*Exercise requirements:*
A) According to the article on octopus-inspired texture morphing, on what date will the group's paper appear in Science?
B) Pick up the article on octopus-inspired texture morphing after its final sentence and continue writing it.

***** Text *****

Octopus inspires 3-D texture morphing project

Cephalopods – marine invertebrates such as the octopus, squid and cuttlefish – are unique for a number of reasons, not least of which is their ability to quickly change their color and shape.

A group led by Rob Shepherd, assistant professor in the Sibley School of Mechanical and Aerospace Engineering, is using the cephalopod as inspiration for a method to morph flat surfaces into three-dimensional ones on demand.

Shepherd has teamed up with Itai Cohen, professor of physics in the College of Arts and Sciences, and former postdoctoral researcher James Pikul, to devise a method for precisely transforming stretchable 2-D objects into 3-D shapes. Their method involves the use of rigid mesh, laser cut in a way that, when attached to a stretchable material, would constrain the material to form targeted shapes when inflated.

The group’s paper, “Stretchable Surfaces with Programmable Texture Morphing for Synthetic Camouflaging Skins,” will be published Oct. 13 in Science. Pikul, who did his research at Cornell under Shepherd and Cohen, is an assistant professor at the University of Pennsylvania.

***** Provided material *****

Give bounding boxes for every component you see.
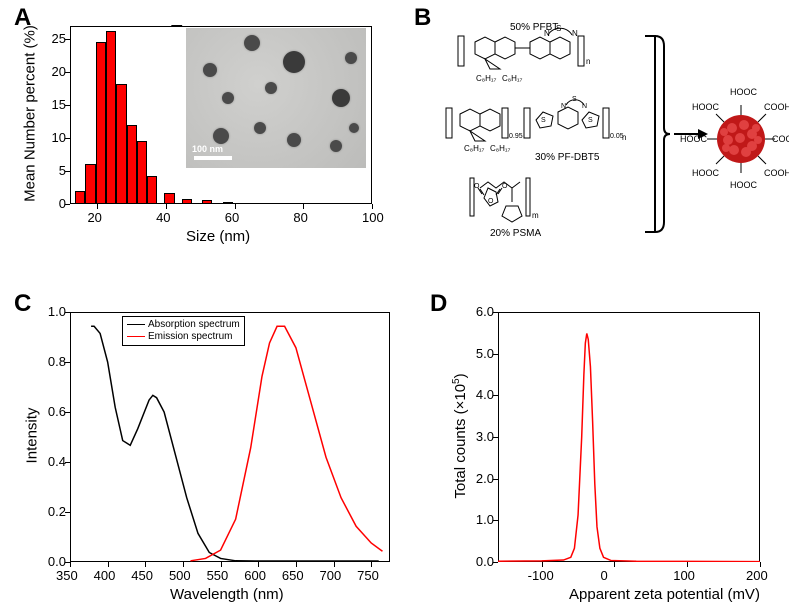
svg-text:O: O — [502, 183, 508, 190]
cooh-label: HOOC — [680, 134, 707, 144]
sub-label-4: C₈H₁₇ — [490, 144, 510, 153]
cooh-label: COOH — [764, 168, 789, 178]
svg-text:N: N — [582, 103, 587, 110]
svg-text:N: N — [572, 29, 578, 38]
svg-text:n: n — [586, 57, 590, 66]
pfbt-label: 50% PFBT — [510, 22, 558, 33]
svg-text:O: O — [474, 183, 480, 190]
panel-label-b: B — [414, 4, 431, 32]
svg-text:S: S — [588, 117, 593, 124]
pfdbt5-structure: 0.95 S N N S S 0.05 n — [446, 96, 626, 142]
svg-text:O: O — [488, 198, 494, 205]
inset-tem-image: 100 nm — [186, 28, 366, 168]
chart-c-spectra: 3504004505005506006507007500.00.20.40.60… — [70, 312, 390, 562]
svg-text:N: N — [561, 103, 566, 110]
svg-text:m: m — [532, 211, 539, 220]
cooh-label: HOOC — [692, 168, 719, 178]
cooh-label: COOH — [764, 102, 789, 112]
cooh-label: COOH — [772, 134, 789, 144]
pfdbt5-label: 30% PF-DBT5 — [535, 152, 599, 163]
svg-text:n: n — [622, 133, 626, 142]
panel-label-d: D — [430, 290, 447, 318]
sub-label-3: C₈H₁₇ — [464, 144, 484, 153]
svg-text:0.95: 0.95 — [509, 133, 523, 140]
cooh-label: HOOC — [730, 87, 757, 97]
sub-label-2: C₈H₁₇ — [502, 74, 522, 83]
cooh-label: HOOC — [730, 180, 757, 190]
psma-structure: O O O m — [470, 178, 539, 222]
svg-text:S: S — [541, 117, 546, 124]
psma-label: 20% PSMA — [490, 228, 541, 239]
panel-label-c: C — [14, 290, 31, 318]
bracket — [645, 36, 670, 232]
svg-text:S: S — [572, 96, 577, 103]
cooh-label: HOOC — [692, 102, 719, 112]
panel-b-schematic: S N N n 0.95 S N N S S 0.05 n — [440, 22, 780, 252]
sub-label-1: C₈H₁₇ — [476, 74, 496, 83]
chart-d-zeta: -10001002000.01.02.03.04.05.06.0Apparent… — [498, 312, 760, 562]
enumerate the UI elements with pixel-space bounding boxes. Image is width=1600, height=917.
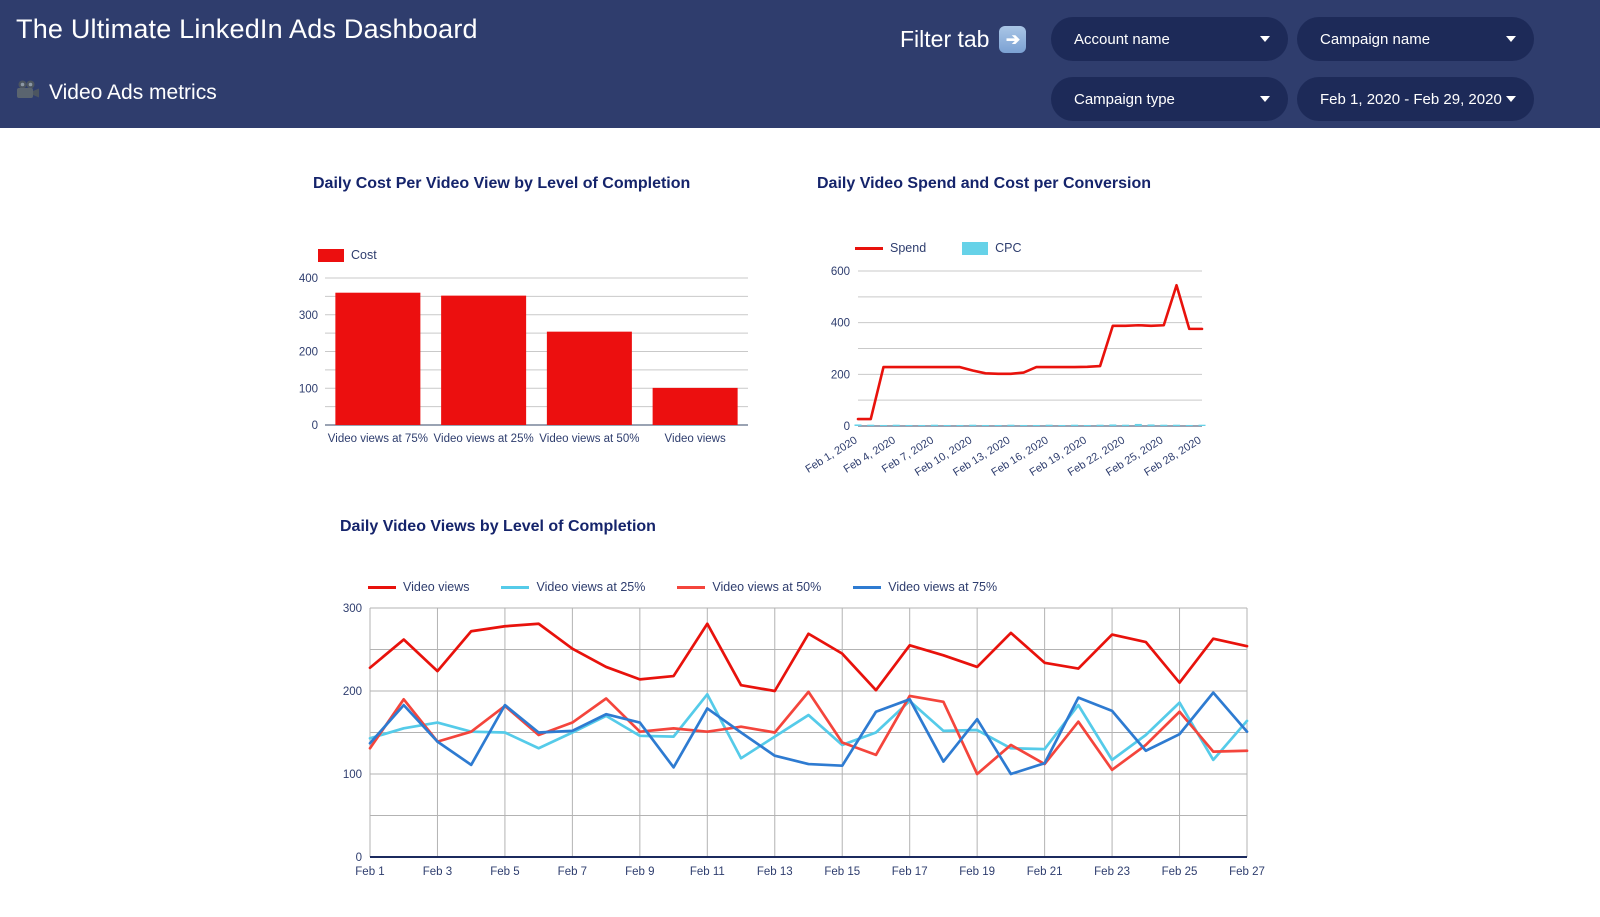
- svg-text:Video views at 75%: Video views at 75%: [328, 433, 428, 445]
- legend-item: Video views: [368, 580, 469, 594]
- svg-text:Feb 3: Feb 3: [423, 866, 452, 878]
- legend-swatch: [677, 585, 706, 589]
- page-subtitle-label: Video Ads metrics: [49, 81, 217, 104]
- svg-text:300: 300: [343, 603, 362, 615]
- svg-text:Feb 7: Feb 7: [558, 866, 587, 878]
- legend-item: CPC: [962, 241, 1022, 255]
- dashboard-title: The Ultimate LinkedIn Ads Dashboard: [16, 14, 478, 44]
- chart-cost-per-video-view: Daily Cost Per Video View by Level of Co…: [286, 165, 756, 460]
- chart-daily-video-views: Daily Video Views by Level of Completion…: [340, 508, 1285, 913]
- chart-title: Daily Cost Per Video View by Level of Co…: [313, 175, 691, 192]
- svg-text:200: 200: [299, 347, 318, 359]
- legend-item: Spend: [855, 241, 926, 255]
- legend: Spend CPC: [855, 241, 1022, 255]
- arrow-right-icon: ➔: [999, 26, 1027, 53]
- filter-campaign-type-label: Campaign type: [1074, 90, 1175, 108]
- svg-text:0: 0: [844, 421, 850, 433]
- chevron-down-icon: [1260, 36, 1270, 42]
- svg-text:Feb 27: Feb 27: [1229, 866, 1265, 878]
- chart-title: Daily Video Spend and Cost per Conversio…: [817, 175, 1151, 192]
- svg-text:Feb 15: Feb 15: [824, 866, 860, 878]
- filter-campaign-name-label: Campaign name: [1320, 30, 1431, 48]
- svg-text:Feb 13: Feb 13: [757, 866, 793, 878]
- legend-item: Video views at 75%: [853, 580, 997, 594]
- filter-campaign-type[interactable]: Campaign type: [1051, 77, 1288, 121]
- svg-text:400: 400: [831, 318, 850, 330]
- page-subtitle: Video Ads metrics: [16, 80, 217, 106]
- svg-text:Feb 21: Feb 21: [1027, 866, 1063, 878]
- legend: Video views Video views at 25% Video views…: [368, 580, 997, 594]
- svg-text:100: 100: [343, 769, 362, 781]
- filter-tab: Filter tab ➔: [900, 26, 1027, 53]
- svg-text:Feb 19: Feb 19: [959, 866, 995, 878]
- svg-text:600: 600: [831, 266, 850, 278]
- filter-tab-label: Filter tab: [900, 26, 990, 52]
- chevron-down-icon: [1260, 96, 1270, 102]
- header: The Ultimate LinkedIn Ads Dashboard Vide…: [0, 0, 1600, 128]
- svg-text:0: 0: [312, 420, 318, 432]
- legend-swatch: [318, 248, 344, 262]
- legend: Cost: [318, 248, 377, 262]
- chevron-down-icon: [1506, 96, 1516, 102]
- svg-text:Feb 1: Feb 1: [355, 866, 384, 878]
- legend-item: Video views at 50%: [677, 580, 821, 594]
- svg-text:0: 0: [356, 852, 362, 864]
- svg-text:Video views: Video views: [665, 433, 726, 445]
- svg-text:Feb 17: Feb 17: [892, 866, 928, 878]
- line-chart-svg: 0 100 200 300 Feb 1 Feb 3 Feb 5 Feb 7 Feb 9 Feb 1…: [343, 603, 1265, 878]
- chart-spend-and-cpc: Daily Video Spend and Cost per Conversio…: [790, 165, 1250, 500]
- legend-swatch: [962, 241, 989, 255]
- legend-swatch: [853, 585, 882, 589]
- filter-account-name-label: Account name: [1074, 30, 1170, 48]
- legend-swatch: [501, 585, 530, 589]
- chevron-down-icon: [1506, 36, 1516, 42]
- svg-text:100: 100: [299, 383, 318, 395]
- svg-text:Feb 25: Feb 25: [1162, 866, 1198, 878]
- legend-item: Cost: [318, 248, 377, 262]
- svg-text:300: 300: [299, 310, 318, 322]
- filter-date-range[interactable]: Feb 1, 2020 - Feb 29, 2020: [1297, 77, 1534, 121]
- svg-text:200: 200: [343, 686, 362, 698]
- filter-date-range-label: Feb 1, 2020 - Feb 29, 2020: [1320, 90, 1502, 108]
- legend-swatch: [368, 585, 396, 589]
- chart-title: Daily Video Views by Level of Completion: [340, 518, 656, 535]
- svg-text:Feb 11: Feb 11: [690, 866, 725, 878]
- svg-text:Feb 5: Feb 5: [490, 866, 519, 878]
- filter-account-name[interactable]: Account name: [1051, 17, 1288, 61]
- bar-chart-svg: 0 100 200 300 400 Video views at 75% Video vie…: [299, 273, 748, 445]
- svg-text:Video views at 50%: Video views at 50%: [539, 433, 639, 445]
- legend-item: Video views at 25%: [501, 580, 645, 594]
- svg-text:400: 400: [299, 273, 318, 285]
- svg-text:Feb 9: Feb 9: [625, 866, 654, 878]
- svg-text:200: 200: [831, 369, 850, 381]
- movie-camera-icon: [16, 80, 40, 106]
- svg-text:Feb 23: Feb 23: [1094, 866, 1130, 878]
- legend-swatch: [855, 246, 883, 250]
- filter-campaign-name[interactable]: Campaign name: [1297, 17, 1534, 61]
- svg-text:Video views at 25%: Video views at 25%: [434, 433, 534, 445]
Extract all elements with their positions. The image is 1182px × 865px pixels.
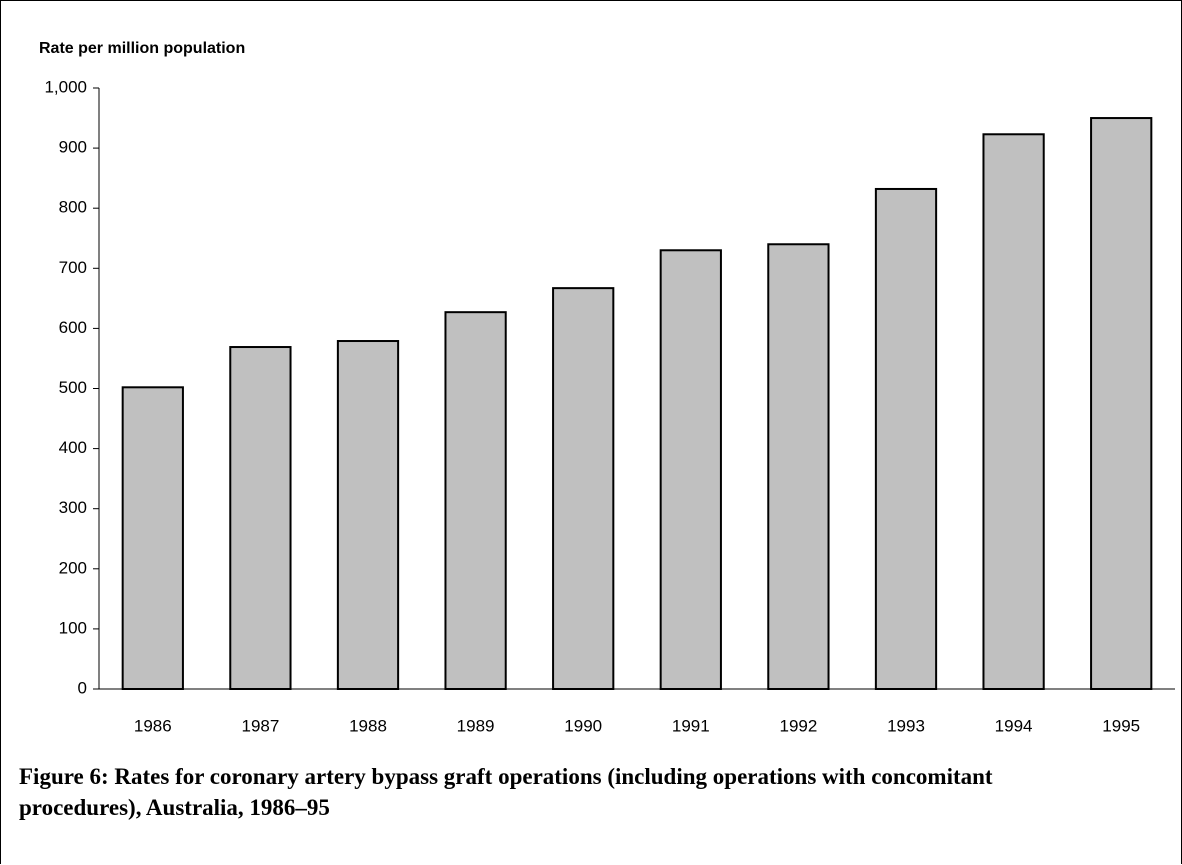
bar (444, 311, 507, 690)
bar (659, 249, 722, 691)
y-tick-label: 0 (78, 678, 87, 697)
bar (1090, 117, 1153, 691)
y-tick-label: 700 (59, 258, 87, 277)
x-tick-label: 1990 (564, 716, 602, 735)
x-tick-label: 1995 (1102, 716, 1140, 735)
bar (229, 346, 292, 690)
bar (336, 340, 400, 690)
x-tick-label: 1986 (134, 716, 172, 735)
caption: Figure 6: Rates for coronary artery bypa… (19, 764, 993, 820)
bar (121, 386, 184, 690)
bar (982, 133, 1045, 691)
bar (552, 287, 615, 690)
y-tick-label: 900 (59, 138, 87, 157)
x-tick-label: 1993 (887, 716, 925, 735)
axis-title: Rate per million population (39, 40, 245, 57)
bar (767, 243, 830, 690)
y-tick-label: 400 (59, 438, 87, 457)
x-tick-label: 1988 (349, 716, 387, 735)
y-tick-label: 300 (59, 498, 87, 517)
y-tick-label: 600 (59, 318, 87, 337)
x-tick-label: 1991 (672, 716, 710, 735)
y-tick-label: 100 (59, 618, 87, 637)
y-tick-label: 500 (59, 378, 87, 397)
y-tick-label: 200 (59, 558, 87, 577)
x-tick-label: 1994 (995, 716, 1033, 735)
y-tick-label: 1,000 (44, 77, 87, 96)
y-tick-label: 800 (59, 198, 87, 217)
bar (874, 187, 938, 691)
x-tick-label: 1987 (241, 716, 279, 735)
x-tick-label: 1989 (457, 716, 495, 735)
x-tick-label: 1992 (779, 716, 817, 735)
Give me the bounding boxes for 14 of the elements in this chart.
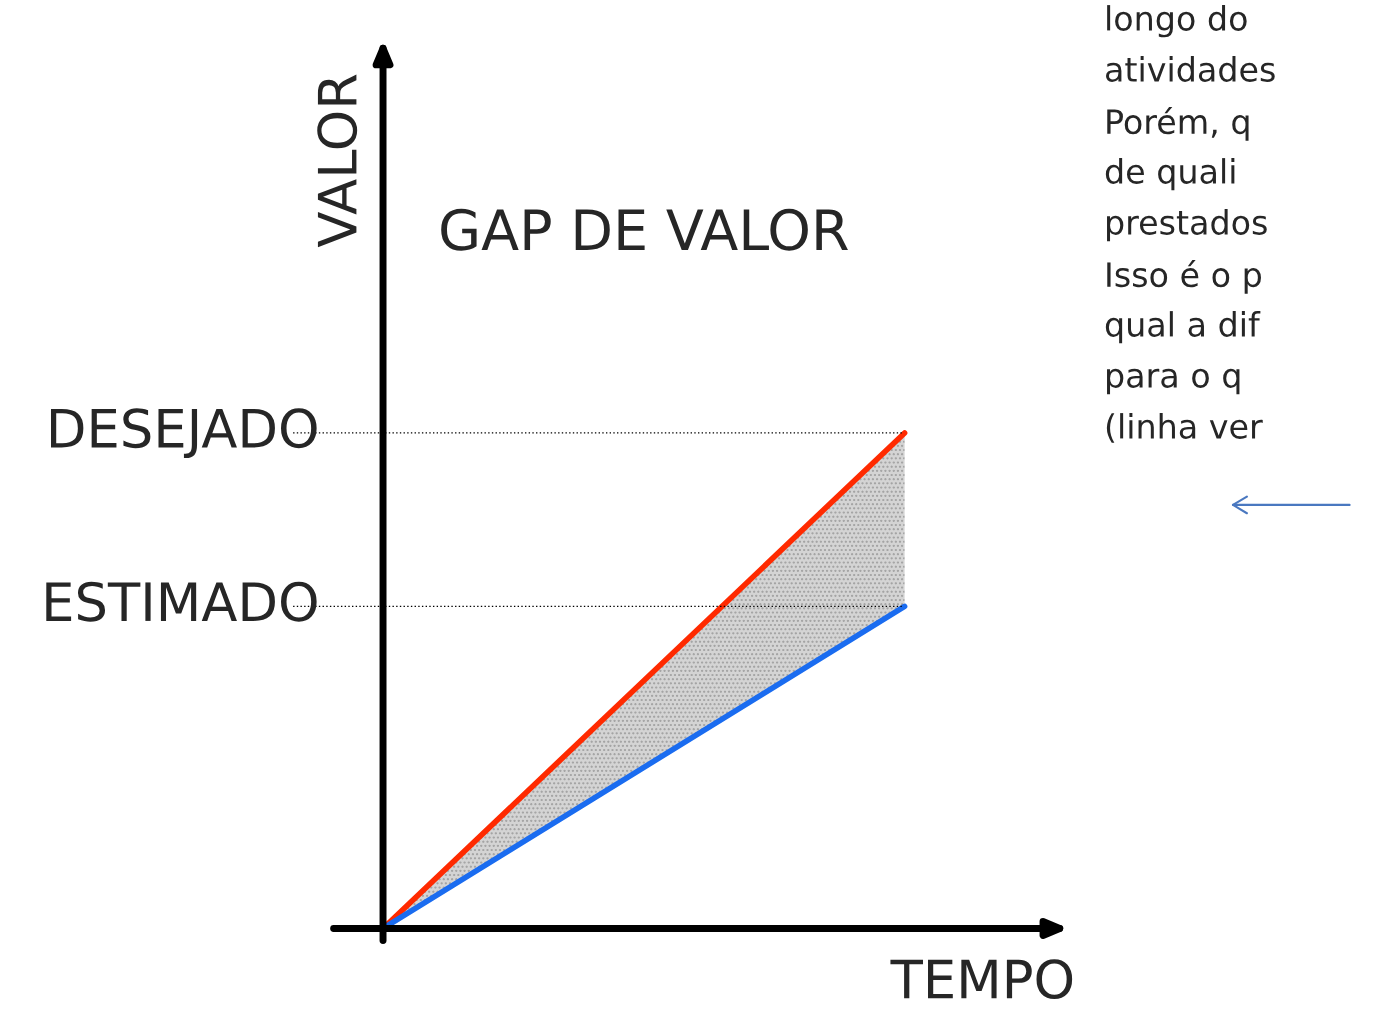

*****

*Task results:*
A) Oct. 13

B)
Shepherd is using his fascination with the octopus – he recently put a 300-gallon aquarium in his lab, and plans to put an octopus in it to study its color- and texture-morphing abilities – to inform his research into precision shape-changing of objects. It has implications for another of his research areas – robotics.

“There are many complicated ways to create a texture change in a robot, but we wanted a very simple way to do it,” he said.

The challenge: precisely inflating something like a balloon into the exact shape you want.

“If you wanted to take a round balloon and shape it so it looked like a box, it would be pretty difficult – unless you just put it in a box,” Pikul said with a laugh. “That’s the materials and engineering challenge: How can you take these soft materials and control the shape of them?”

Shepherd, Cohen and Pikul are doing it with bio-inspiration and a healthy dose of mathematics. They call their method CCOARSE – Circumferentially Constrained and Radially Stretched Elastomer, for which they’ve submitted a patent application – and, according to Shepherd, “It’s a very simple concept.”

A cephalopod is able to change its shape to blend into its surroundings through activation of its papillae – protuberances that extend from the body by contraction of the erector muscles within. The group’s work mimics that by combining two materials – a fiber mesh embedded in a silicone elastomer – to act as synthetic tissue groupings.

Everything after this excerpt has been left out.